### Exercise material
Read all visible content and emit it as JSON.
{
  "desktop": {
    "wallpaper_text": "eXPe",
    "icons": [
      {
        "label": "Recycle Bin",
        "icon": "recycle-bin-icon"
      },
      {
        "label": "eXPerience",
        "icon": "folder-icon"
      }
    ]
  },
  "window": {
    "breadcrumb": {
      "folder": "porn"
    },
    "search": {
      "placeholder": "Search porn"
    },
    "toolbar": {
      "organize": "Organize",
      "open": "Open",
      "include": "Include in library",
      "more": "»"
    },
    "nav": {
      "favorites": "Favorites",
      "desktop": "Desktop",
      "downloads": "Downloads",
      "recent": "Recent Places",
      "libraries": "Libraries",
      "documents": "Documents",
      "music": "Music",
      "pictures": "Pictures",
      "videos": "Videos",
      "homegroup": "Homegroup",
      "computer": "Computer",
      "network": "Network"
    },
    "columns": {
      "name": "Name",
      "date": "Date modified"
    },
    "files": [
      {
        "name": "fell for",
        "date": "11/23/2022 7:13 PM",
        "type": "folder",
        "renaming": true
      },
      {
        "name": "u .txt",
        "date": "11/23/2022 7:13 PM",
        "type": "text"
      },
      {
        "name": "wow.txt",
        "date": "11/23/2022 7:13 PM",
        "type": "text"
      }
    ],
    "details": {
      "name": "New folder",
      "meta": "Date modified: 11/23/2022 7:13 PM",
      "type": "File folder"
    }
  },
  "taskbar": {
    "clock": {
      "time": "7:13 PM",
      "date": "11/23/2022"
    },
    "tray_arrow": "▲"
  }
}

### Stated task
Pick out each line that holds the string "label".

### Final answer
        "label": "Recycle Bin",
        "label": "eXPerience",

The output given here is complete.